# Given problem:
Locate the word "What" in the entries below, then gather every line that holds it.

Stored data
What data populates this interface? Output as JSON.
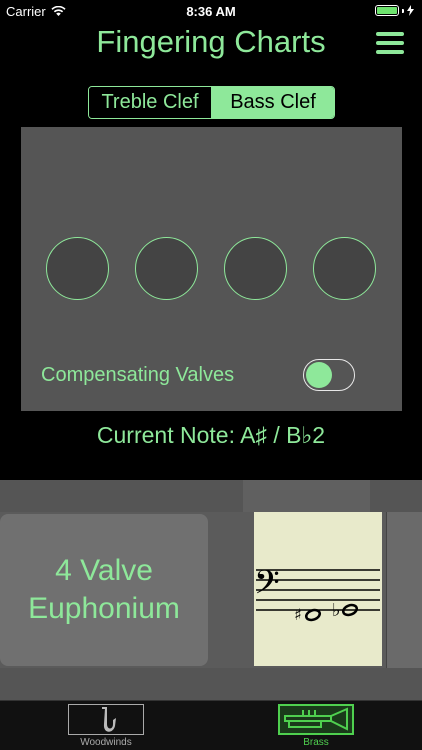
{
  "status_bar": {
    "carrier": "Carrier",
    "time": "8:36 AM"
  },
  "nav": {
    "title": "Fingering Charts",
    "menu_icon": "hamburger-icon"
  },
  "clef_segment": {
    "options": [
      "Treble Clef",
      "Bass Clef"
    ],
    "selected": "Bass Clef"
  },
  "valves": {
    "count": 4,
    "pressed": [
      false,
      false,
      false,
      false
    ]
  },
  "compensating": {
    "label": "Compensating Valves",
    "on": false
  },
  "current_note": "Current Note: A♯ / B♭2",
  "instrument": {
    "line1": "4 Valve",
    "line2": "Euphonium"
  },
  "staff": {
    "clef": "bass",
    "notes": [
      "A♯2",
      "B♭2"
    ]
  },
  "tabs": [
    {
      "label": "Woodwinds",
      "icon": "saxophone-icon",
      "selected": false
    },
    {
      "label": "Brass",
      "icon": "trumpet-icon",
      "selected": true
    }
  ],
  "colors": {
    "accent": "#8ee89a",
    "panel": "#555555",
    "background": "#000000"
  }
}
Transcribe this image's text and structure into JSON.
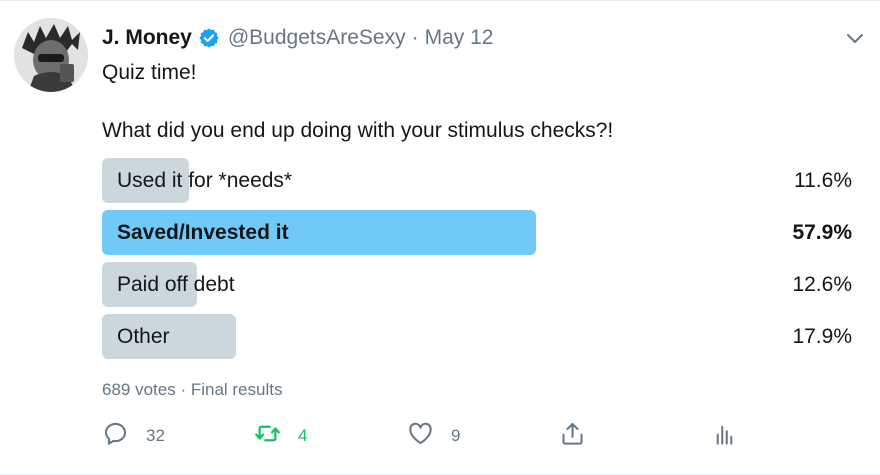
{
  "tweet": {
    "author": {
      "name": "J. Money",
      "handle": "@BudgetsAreSexy",
      "separator": "·",
      "date": "May 12"
    },
    "text_line1": "Quiz time!",
    "text_line2": "What did you end up doing with your stimulus checks?!",
    "poll": {
      "options": [
        {
          "label": "Used it for *needs*",
          "percent_label": "11.6%",
          "share": 0.116
        },
        {
          "label": "Saved/Invested it",
          "percent_label": "57.9%",
          "share": 0.579,
          "winner": true
        },
        {
          "label": "Paid off debt",
          "percent_label": "12.6%",
          "share": 0.126
        },
        {
          "label": "Other",
          "percent_label": "17.9%",
          "share": 0.179
        }
      ],
      "summary": "689 votes · Final results"
    },
    "actions": {
      "reply_count": "32",
      "retweet_count": "4",
      "like_count": "9"
    }
  },
  "colors": {
    "accent_blue": "#1da1f2",
    "winner_bar": "#71c9f8",
    "bar": "#ccd6dd",
    "retweet_green": "#17bf63",
    "muted_text": "#657786"
  },
  "icons": {
    "verified": "verified-badge-icon",
    "caret": "chevron-down-icon",
    "reply": "reply-icon",
    "retweet": "retweet-icon",
    "like": "heart-icon",
    "share": "share-icon",
    "analytics": "analytics-icon"
  }
}
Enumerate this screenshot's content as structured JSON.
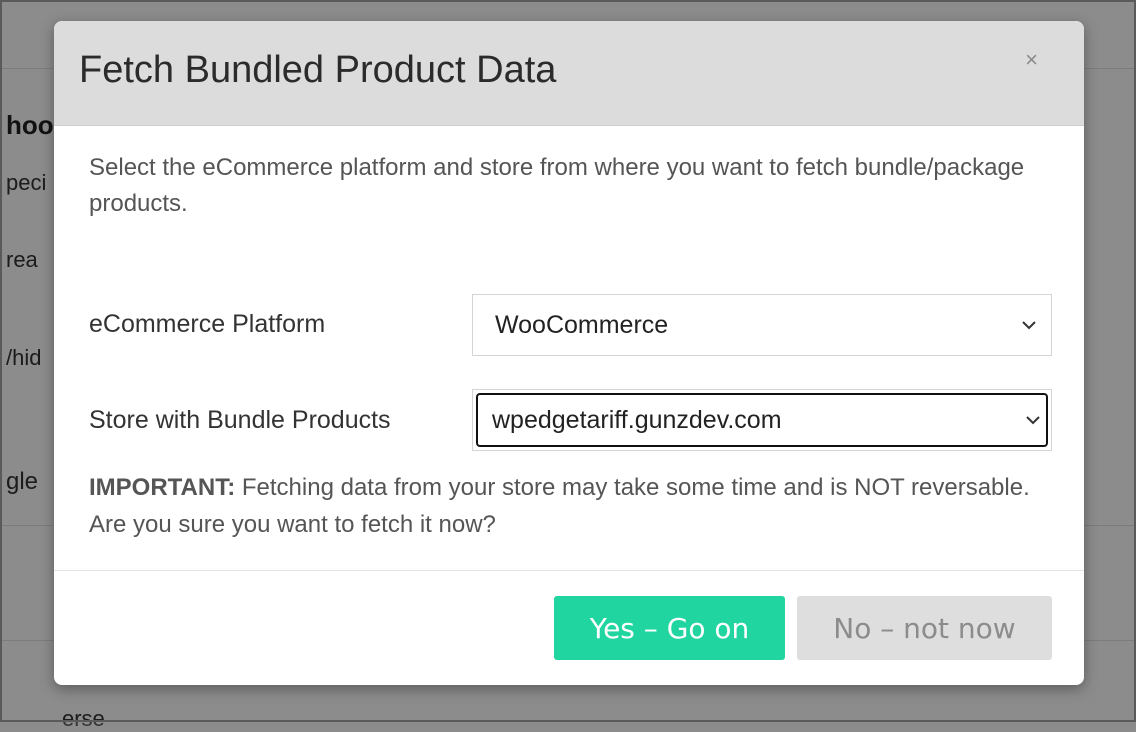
{
  "background": {
    "fragments": [
      "hoo",
      "peci",
      "rea",
      "/hid",
      "gle",
      "erse"
    ]
  },
  "modal": {
    "title": "Fetch Bundled Product Data",
    "close_icon": "×",
    "intro": "Select the eCommerce platform and store from where you want to fetch bundle/package products.",
    "platform": {
      "label": "eCommerce Platform",
      "value": "WooCommerce"
    },
    "store": {
      "label": "Store with Bundle Products",
      "value": "wpedgetariff.gunzdev.com"
    },
    "important_label": "IMPORTANT:",
    "important_text": " Fetching data from your store may take some time and is NOT reversable. Are you sure you want to fetch it now?",
    "yes_button": "Yes – Go on",
    "no_button": "No – not now"
  },
  "colors": {
    "accent": "#21d5a0",
    "header_bg": "#dcdcdc",
    "overlay": "rgba(0,0,0,0.45)"
  }
}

# Solved exercise:
What data populates this interface? Output as JSON.
    "text_line2": "What did you end up doing with your stimulus checks?!",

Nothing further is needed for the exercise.